--- start ---

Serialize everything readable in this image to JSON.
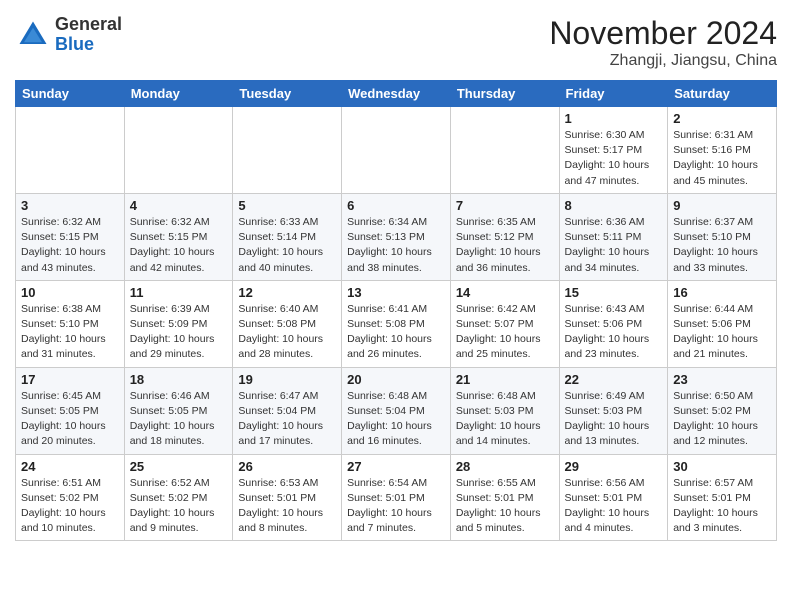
{
  "header": {
    "logo_general": "General",
    "logo_blue": "Blue",
    "month": "November 2024",
    "location": "Zhangji, Jiangsu, China"
  },
  "weekdays": [
    "Sunday",
    "Monday",
    "Tuesday",
    "Wednesday",
    "Thursday",
    "Friday",
    "Saturday"
  ],
  "weeks": [
    [
      {
        "day": "",
        "info": ""
      },
      {
        "day": "",
        "info": ""
      },
      {
        "day": "",
        "info": ""
      },
      {
        "day": "",
        "info": ""
      },
      {
        "day": "",
        "info": ""
      },
      {
        "day": "1",
        "info": "Sunrise: 6:30 AM\nSunset: 5:17 PM\nDaylight: 10 hours\nand 47 minutes."
      },
      {
        "day": "2",
        "info": "Sunrise: 6:31 AM\nSunset: 5:16 PM\nDaylight: 10 hours\nand 45 minutes."
      }
    ],
    [
      {
        "day": "3",
        "info": "Sunrise: 6:32 AM\nSunset: 5:15 PM\nDaylight: 10 hours\nand 43 minutes."
      },
      {
        "day": "4",
        "info": "Sunrise: 6:32 AM\nSunset: 5:15 PM\nDaylight: 10 hours\nand 42 minutes."
      },
      {
        "day": "5",
        "info": "Sunrise: 6:33 AM\nSunset: 5:14 PM\nDaylight: 10 hours\nand 40 minutes."
      },
      {
        "day": "6",
        "info": "Sunrise: 6:34 AM\nSunset: 5:13 PM\nDaylight: 10 hours\nand 38 minutes."
      },
      {
        "day": "7",
        "info": "Sunrise: 6:35 AM\nSunset: 5:12 PM\nDaylight: 10 hours\nand 36 minutes."
      },
      {
        "day": "8",
        "info": "Sunrise: 6:36 AM\nSunset: 5:11 PM\nDaylight: 10 hours\nand 34 minutes."
      },
      {
        "day": "9",
        "info": "Sunrise: 6:37 AM\nSunset: 5:10 PM\nDaylight: 10 hours\nand 33 minutes."
      }
    ],
    [
      {
        "day": "10",
        "info": "Sunrise: 6:38 AM\nSunset: 5:10 PM\nDaylight: 10 hours\nand 31 minutes."
      },
      {
        "day": "11",
        "info": "Sunrise: 6:39 AM\nSunset: 5:09 PM\nDaylight: 10 hours\nand 29 minutes."
      },
      {
        "day": "12",
        "info": "Sunrise: 6:40 AM\nSunset: 5:08 PM\nDaylight: 10 hours\nand 28 minutes."
      },
      {
        "day": "13",
        "info": "Sunrise: 6:41 AM\nSunset: 5:08 PM\nDaylight: 10 hours\nand 26 minutes."
      },
      {
        "day": "14",
        "info": "Sunrise: 6:42 AM\nSunset: 5:07 PM\nDaylight: 10 hours\nand 25 minutes."
      },
      {
        "day": "15",
        "info": "Sunrise: 6:43 AM\nSunset: 5:06 PM\nDaylight: 10 hours\nand 23 minutes."
      },
      {
        "day": "16",
        "info": "Sunrise: 6:44 AM\nSunset: 5:06 PM\nDaylight: 10 hours\nand 21 minutes."
      }
    ],
    [
      {
        "day": "17",
        "info": "Sunrise: 6:45 AM\nSunset: 5:05 PM\nDaylight: 10 hours\nand 20 minutes."
      },
      {
        "day": "18",
        "info": "Sunrise: 6:46 AM\nSunset: 5:05 PM\nDaylight: 10 hours\nand 18 minutes."
      },
      {
        "day": "19",
        "info": "Sunrise: 6:47 AM\nSunset: 5:04 PM\nDaylight: 10 hours\nand 17 minutes."
      },
      {
        "day": "20",
        "info": "Sunrise: 6:48 AM\nSunset: 5:04 PM\nDaylight: 10 hours\nand 16 minutes."
      },
      {
        "day": "21",
        "info": "Sunrise: 6:48 AM\nSunset: 5:03 PM\nDaylight: 10 hours\nand 14 minutes."
      },
      {
        "day": "22",
        "info": "Sunrise: 6:49 AM\nSunset: 5:03 PM\nDaylight: 10 hours\nand 13 minutes."
      },
      {
        "day": "23",
        "info": "Sunrise: 6:50 AM\nSunset: 5:02 PM\nDaylight: 10 hours\nand 12 minutes."
      }
    ],
    [
      {
        "day": "24",
        "info": "Sunrise: 6:51 AM\nSunset: 5:02 PM\nDaylight: 10 hours\nand 10 minutes."
      },
      {
        "day": "25",
        "info": "Sunrise: 6:52 AM\nSunset: 5:02 PM\nDaylight: 10 hours\nand 9 minutes."
      },
      {
        "day": "26",
        "info": "Sunrise: 6:53 AM\nSunset: 5:01 PM\nDaylight: 10 hours\nand 8 minutes."
      },
      {
        "day": "27",
        "info": "Sunrise: 6:54 AM\nSunset: 5:01 PM\nDaylight: 10 hours\nand 7 minutes."
      },
      {
        "day": "28",
        "info": "Sunrise: 6:55 AM\nSunset: 5:01 PM\nDaylight: 10 hours\nand 5 minutes."
      },
      {
        "day": "29",
        "info": "Sunrise: 6:56 AM\nSunset: 5:01 PM\nDaylight: 10 hours\nand 4 minutes."
      },
      {
        "day": "30",
        "info": "Sunrise: 6:57 AM\nSunset: 5:01 PM\nDaylight: 10 hours\nand 3 minutes."
      }
    ]
  ]
}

--- end ---

### Written problem
Write out the entries above verbatim; the pictures do not belong in your copy.

### Task result
Serialize everything readable in this image to JSON.
{
  "header": {
    "logo_general": "General",
    "logo_blue": "Blue",
    "month": "November 2024",
    "location": "Zhangji, Jiangsu, China"
  },
  "weekdays": [
    "Sunday",
    "Monday",
    "Tuesday",
    "Wednesday",
    "Thursday",
    "Friday",
    "Saturday"
  ],
  "weeks": [
    [
      {
        "day": "",
        "info": ""
      },
      {
        "day": "",
        "info": ""
      },
      {
        "day": "",
        "info": ""
      },
      {
        "day": "",
        "info": ""
      },
      {
        "day": "",
        "info": ""
      },
      {
        "day": "1",
        "info": "Sunrise: 6:30 AM\nSunset: 5:17 PM\nDaylight: 10 hours\nand 47 minutes."
      },
      {
        "day": "2",
        "info": "Sunrise: 6:31 AM\nSunset: 5:16 PM\nDaylight: 10 hours\nand 45 minutes."
      }
    ],
    [
      {
        "day": "3",
        "info": "Sunrise: 6:32 AM\nSunset: 5:15 PM\nDaylight: 10 hours\nand 43 minutes."
      },
      {
        "day": "4",
        "info": "Sunrise: 6:32 AM\nSunset: 5:15 PM\nDaylight: 10 hours\nand 42 minutes."
      },
      {
        "day": "5",
        "info": "Sunrise: 6:33 AM\nSunset: 5:14 PM\nDaylight: 10 hours\nand 40 minutes."
      },
      {
        "day": "6",
        "info": "Sunrise: 6:34 AM\nSunset: 5:13 PM\nDaylight: 10 hours\nand 38 minutes."
      },
      {
        "day": "7",
        "info": "Sunrise: 6:35 AM\nSunset: 5:12 PM\nDaylight: 10 hours\nand 36 minutes."
      },
      {
        "day": "8",
        "info": "Sunrise: 6:36 AM\nSunset: 5:11 PM\nDaylight: 10 hours\nand 34 minutes."
      },
      {
        "day": "9",
        "info": "Sunrise: 6:37 AM\nSunset: 5:10 PM\nDaylight: 10 hours\nand 33 minutes."
      }
    ],
    [
      {
        "day": "10",
        "info": "Sunrise: 6:38 AM\nSunset: 5:10 PM\nDaylight: 10 hours\nand 31 minutes."
      },
      {
        "day": "11",
        "info": "Sunrise: 6:39 AM\nSunset: 5:09 PM\nDaylight: 10 hours\nand 29 minutes."
      },
      {
        "day": "12",
        "info": "Sunrise: 6:40 AM\nSunset: 5:08 PM\nDaylight: 10 hours\nand 28 minutes."
      },
      {
        "day": "13",
        "info": "Sunrise: 6:41 AM\nSunset: 5:08 PM\nDaylight: 10 hours\nand 26 minutes."
      },
      {
        "day": "14",
        "info": "Sunrise: 6:42 AM\nSunset: 5:07 PM\nDaylight: 10 hours\nand 25 minutes."
      },
      {
        "day": "15",
        "info": "Sunrise: 6:43 AM\nSunset: 5:06 PM\nDaylight: 10 hours\nand 23 minutes."
      },
      {
        "day": "16",
        "info": "Sunrise: 6:44 AM\nSunset: 5:06 PM\nDaylight: 10 hours\nand 21 minutes."
      }
    ],
    [
      {
        "day": "17",
        "info": "Sunrise: 6:45 AM\nSunset: 5:05 PM\nDaylight: 10 hours\nand 20 minutes."
      },
      {
        "day": "18",
        "info": "Sunrise: 6:46 AM\nSunset: 5:05 PM\nDaylight: 10 hours\nand 18 minutes."
      },
      {
        "day": "19",
        "info": "Sunrise: 6:47 AM\nSunset: 5:04 PM\nDaylight: 10 hours\nand 17 minutes."
      },
      {
        "day": "20",
        "info": "Sunrise: 6:48 AM\nSunset: 5:04 PM\nDaylight: 10 hours\nand 16 minutes."
      },
      {
        "day": "21",
        "info": "Sunrise: 6:48 AM\nSunset: 5:03 PM\nDaylight: 10 hours\nand 14 minutes."
      },
      {
        "day": "22",
        "info": "Sunrise: 6:49 AM\nSunset: 5:03 PM\nDaylight: 10 hours\nand 13 minutes."
      },
      {
        "day": "23",
        "info": "Sunrise: 6:50 AM\nSunset: 5:02 PM\nDaylight: 10 hours\nand 12 minutes."
      }
    ],
    [
      {
        "day": "24",
        "info": "Sunrise: 6:51 AM\nSunset: 5:02 PM\nDaylight: 10 hours\nand 10 minutes."
      },
      {
        "day": "25",
        "info": "Sunrise: 6:52 AM\nSunset: 5:02 PM\nDaylight: 10 hours\nand 9 minutes."
      },
      {
        "day": "26",
        "info": "Sunrise: 6:53 AM\nSunset: 5:01 PM\nDaylight: 10 hours\nand 8 minutes."
      },
      {
        "day": "27",
        "info": "Sunrise: 6:54 AM\nSunset: 5:01 PM\nDaylight: 10 hours\nand 7 minutes."
      },
      {
        "day": "28",
        "info": "Sunrise: 6:55 AM\nSunset: 5:01 PM\nDaylight: 10 hours\nand 5 minutes."
      },
      {
        "day": "29",
        "info": "Sunrise: 6:56 AM\nSunset: 5:01 PM\nDaylight: 10 hours\nand 4 minutes."
      },
      {
        "day": "30",
        "info": "Sunrise: 6:57 AM\nSunset: 5:01 PM\nDaylight: 10 hours\nand 3 minutes."
      }
    ]
  ]
}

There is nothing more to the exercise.